Obsidian-Agent-Post: Voice-Consistent AI Content Pipeline
The Challenge
AI-generated content has a credibility problem: it sounds generic, lacks personal voice, and fails silently on quality. Most AI content tools optimize for speed, not substance. The result is 'AI slop' -- technically correct but indistinguishable from any other LLM output. I needed a system that could generate content across 6 channels (LinkedIn, Blog, Twitter/X, Substack, Medium, GitHub) while maintaining a consistent personal voice, scoring quality across multiple dimensions, and catching issues that single-pass LLM review misses.
The Approach
Built a 5-layer AI content pipeline using a multi-agent development framework with strict contracts: (1) Multi-Source Research -- 10 parallel sources (HackerNews, Reddit, ArXiv, GitHub, YouTube, RSS, Obsidian vault, Brave, newspaper4k, Google Drive) with semantic deduplication and conflict detection, completing in <90 seconds. (2) CQS Scoring Engine -- 6-dimension quality rubric (Clarity, Quality, Substance, Voice, Structure, Impact) with hard gates (voice match >=70%, word count compliance) and soft scoring, calibrated against published content. (3) Voice Consistency -- 31 checkpoints across 4 categories (Core Voice 9, Theoretical Content 10, Practical Content 11, Optional 2) ensuring every post sounds like me, not generic AI. (4) Karpathy 3-Loop Validation -- 4 rounds with 11 independent audit agents performing structural, adversarial, and logical validation. 80 verified findings, 0 false positives. (5) Multi-Channel Generation -- single research topic adapted to 6 channel-specific formats (LinkedIn 400-word hooks, Blog 1500-word deep-dives, Twitter threads, Substack newsletters, Medium articles, GitHub READMEs). Tech: FastAPI + SQLModel + PostgreSQL + Next.js 14.

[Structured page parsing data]
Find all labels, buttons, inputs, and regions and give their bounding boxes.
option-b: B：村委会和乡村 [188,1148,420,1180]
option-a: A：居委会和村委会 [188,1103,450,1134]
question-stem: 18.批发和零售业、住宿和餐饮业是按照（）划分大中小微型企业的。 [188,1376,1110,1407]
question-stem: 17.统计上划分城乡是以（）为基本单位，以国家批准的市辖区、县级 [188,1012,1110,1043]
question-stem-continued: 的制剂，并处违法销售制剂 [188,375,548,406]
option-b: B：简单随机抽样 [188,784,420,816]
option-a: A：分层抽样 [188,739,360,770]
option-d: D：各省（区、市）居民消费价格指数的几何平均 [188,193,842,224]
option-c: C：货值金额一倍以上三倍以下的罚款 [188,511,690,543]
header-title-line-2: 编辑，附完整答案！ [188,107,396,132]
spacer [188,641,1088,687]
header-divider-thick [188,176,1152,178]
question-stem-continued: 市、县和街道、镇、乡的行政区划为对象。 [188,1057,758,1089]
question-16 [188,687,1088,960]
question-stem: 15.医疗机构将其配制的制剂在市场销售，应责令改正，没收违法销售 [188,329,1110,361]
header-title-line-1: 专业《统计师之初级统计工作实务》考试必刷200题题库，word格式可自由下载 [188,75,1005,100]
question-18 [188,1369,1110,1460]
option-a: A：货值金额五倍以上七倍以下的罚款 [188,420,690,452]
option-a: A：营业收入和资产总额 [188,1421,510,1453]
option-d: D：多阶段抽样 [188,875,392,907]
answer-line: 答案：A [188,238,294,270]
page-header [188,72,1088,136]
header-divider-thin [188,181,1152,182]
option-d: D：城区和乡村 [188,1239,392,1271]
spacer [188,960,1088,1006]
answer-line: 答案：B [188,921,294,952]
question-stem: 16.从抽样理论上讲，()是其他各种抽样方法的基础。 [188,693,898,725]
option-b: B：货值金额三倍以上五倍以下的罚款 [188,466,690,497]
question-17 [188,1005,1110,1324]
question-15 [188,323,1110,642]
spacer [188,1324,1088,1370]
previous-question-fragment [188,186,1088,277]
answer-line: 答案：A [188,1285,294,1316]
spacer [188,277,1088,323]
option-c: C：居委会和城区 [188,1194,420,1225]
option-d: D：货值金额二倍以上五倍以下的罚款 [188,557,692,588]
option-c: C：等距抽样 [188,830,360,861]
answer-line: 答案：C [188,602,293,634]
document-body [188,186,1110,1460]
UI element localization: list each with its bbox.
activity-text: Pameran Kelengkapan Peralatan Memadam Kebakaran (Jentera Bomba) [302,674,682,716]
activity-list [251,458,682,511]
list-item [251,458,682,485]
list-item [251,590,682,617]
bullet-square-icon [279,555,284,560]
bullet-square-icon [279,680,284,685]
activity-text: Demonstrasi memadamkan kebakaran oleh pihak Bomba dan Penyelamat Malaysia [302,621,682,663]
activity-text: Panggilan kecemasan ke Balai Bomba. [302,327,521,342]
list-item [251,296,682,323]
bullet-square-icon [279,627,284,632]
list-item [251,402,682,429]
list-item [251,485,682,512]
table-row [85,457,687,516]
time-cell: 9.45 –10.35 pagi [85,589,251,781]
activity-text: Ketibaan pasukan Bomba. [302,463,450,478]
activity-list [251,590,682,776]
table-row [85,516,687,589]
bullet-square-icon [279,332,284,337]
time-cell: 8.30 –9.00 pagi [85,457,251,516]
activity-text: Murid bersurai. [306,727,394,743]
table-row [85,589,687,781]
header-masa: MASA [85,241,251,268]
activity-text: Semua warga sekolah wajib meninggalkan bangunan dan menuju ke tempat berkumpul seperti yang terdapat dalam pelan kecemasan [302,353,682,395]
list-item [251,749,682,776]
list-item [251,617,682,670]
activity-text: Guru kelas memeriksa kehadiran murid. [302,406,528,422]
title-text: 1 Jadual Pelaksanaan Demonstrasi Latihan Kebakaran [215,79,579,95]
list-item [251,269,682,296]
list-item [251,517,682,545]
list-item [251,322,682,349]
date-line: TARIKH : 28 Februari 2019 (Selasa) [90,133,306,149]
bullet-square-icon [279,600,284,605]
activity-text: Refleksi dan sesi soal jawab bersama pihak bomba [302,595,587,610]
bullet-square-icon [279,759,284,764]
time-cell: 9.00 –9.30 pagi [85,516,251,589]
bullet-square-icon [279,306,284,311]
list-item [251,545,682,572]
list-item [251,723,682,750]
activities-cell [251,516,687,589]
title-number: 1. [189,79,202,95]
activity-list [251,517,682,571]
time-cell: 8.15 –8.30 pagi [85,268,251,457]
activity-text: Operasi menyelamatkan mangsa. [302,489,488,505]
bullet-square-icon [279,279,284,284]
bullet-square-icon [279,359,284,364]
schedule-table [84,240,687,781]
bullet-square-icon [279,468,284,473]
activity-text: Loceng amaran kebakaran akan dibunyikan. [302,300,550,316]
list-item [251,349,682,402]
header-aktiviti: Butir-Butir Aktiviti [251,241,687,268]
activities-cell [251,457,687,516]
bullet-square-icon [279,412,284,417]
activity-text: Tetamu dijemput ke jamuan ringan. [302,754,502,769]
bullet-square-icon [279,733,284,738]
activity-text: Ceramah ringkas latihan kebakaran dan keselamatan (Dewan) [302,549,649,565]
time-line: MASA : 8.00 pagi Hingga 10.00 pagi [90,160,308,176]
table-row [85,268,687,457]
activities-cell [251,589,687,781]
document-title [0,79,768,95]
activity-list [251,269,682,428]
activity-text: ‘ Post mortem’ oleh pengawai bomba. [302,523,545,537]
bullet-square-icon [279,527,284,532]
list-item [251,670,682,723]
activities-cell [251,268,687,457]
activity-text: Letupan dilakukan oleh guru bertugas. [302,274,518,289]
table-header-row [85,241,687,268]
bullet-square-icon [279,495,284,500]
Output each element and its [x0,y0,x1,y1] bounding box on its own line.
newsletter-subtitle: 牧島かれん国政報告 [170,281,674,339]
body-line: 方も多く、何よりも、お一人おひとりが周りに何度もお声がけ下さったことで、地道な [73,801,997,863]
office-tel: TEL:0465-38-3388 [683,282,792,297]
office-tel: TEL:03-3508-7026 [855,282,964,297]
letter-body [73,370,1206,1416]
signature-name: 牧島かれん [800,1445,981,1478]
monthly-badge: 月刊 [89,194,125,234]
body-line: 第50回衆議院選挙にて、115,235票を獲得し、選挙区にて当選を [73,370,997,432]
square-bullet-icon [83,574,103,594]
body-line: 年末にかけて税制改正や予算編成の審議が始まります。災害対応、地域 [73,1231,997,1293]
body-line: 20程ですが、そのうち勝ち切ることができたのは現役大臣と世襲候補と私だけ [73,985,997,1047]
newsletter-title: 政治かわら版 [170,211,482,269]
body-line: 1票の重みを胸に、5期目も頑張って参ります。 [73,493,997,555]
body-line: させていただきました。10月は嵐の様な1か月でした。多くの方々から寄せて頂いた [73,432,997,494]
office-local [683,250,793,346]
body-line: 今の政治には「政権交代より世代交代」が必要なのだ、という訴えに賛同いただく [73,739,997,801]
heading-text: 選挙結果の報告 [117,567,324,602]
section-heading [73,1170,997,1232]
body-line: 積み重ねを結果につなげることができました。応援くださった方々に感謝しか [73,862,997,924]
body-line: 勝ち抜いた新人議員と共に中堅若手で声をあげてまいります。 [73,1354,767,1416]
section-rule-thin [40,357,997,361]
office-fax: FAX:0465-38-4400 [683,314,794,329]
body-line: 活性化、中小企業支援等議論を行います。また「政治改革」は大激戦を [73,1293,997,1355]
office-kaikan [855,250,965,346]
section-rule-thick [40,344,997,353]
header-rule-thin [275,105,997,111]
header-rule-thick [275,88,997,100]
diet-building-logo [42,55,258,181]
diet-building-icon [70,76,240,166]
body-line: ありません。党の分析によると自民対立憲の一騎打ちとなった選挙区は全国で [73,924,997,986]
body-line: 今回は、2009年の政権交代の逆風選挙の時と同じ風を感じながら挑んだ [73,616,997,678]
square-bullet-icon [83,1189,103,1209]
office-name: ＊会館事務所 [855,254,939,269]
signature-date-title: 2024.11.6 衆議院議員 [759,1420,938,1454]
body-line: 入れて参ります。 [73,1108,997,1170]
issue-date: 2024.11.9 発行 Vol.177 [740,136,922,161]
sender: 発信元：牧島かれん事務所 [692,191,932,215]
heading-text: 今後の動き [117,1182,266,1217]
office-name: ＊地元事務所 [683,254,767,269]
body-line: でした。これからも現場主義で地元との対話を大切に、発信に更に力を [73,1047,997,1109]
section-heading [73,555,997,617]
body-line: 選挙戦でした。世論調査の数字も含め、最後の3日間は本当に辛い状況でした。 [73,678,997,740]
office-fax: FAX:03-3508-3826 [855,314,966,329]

→ **PROBLEMS TO WORK ON**
1. According to the pipeline write-up, why was the system built? Answer in one to three sentences.
2. Answer these questions from the pipeline write-up:
(a) How many parallel sources does the research layer draw on?
(b) What are the hard gates in the CQS Scoring Engine?
(c) How many verified findings did the Karpathy 3-Loop Validation produce?
These rows were taken from a different source than the pipeline write-up.

→ **RESULTS BY TASK**
1. AI-generated content sounds generic, lacks personal voice, and fails silently on quality. The author needed a system that could generate content across six channels while keeping a consistent personal voice, scoring quality across multiple dimensions, and catching issues that single-pass LLM review misses.

2.
(a) Ten.
(b) Voice match of at least 70% and word count compliance.
(c) 80 verified findings, with 0 false positives.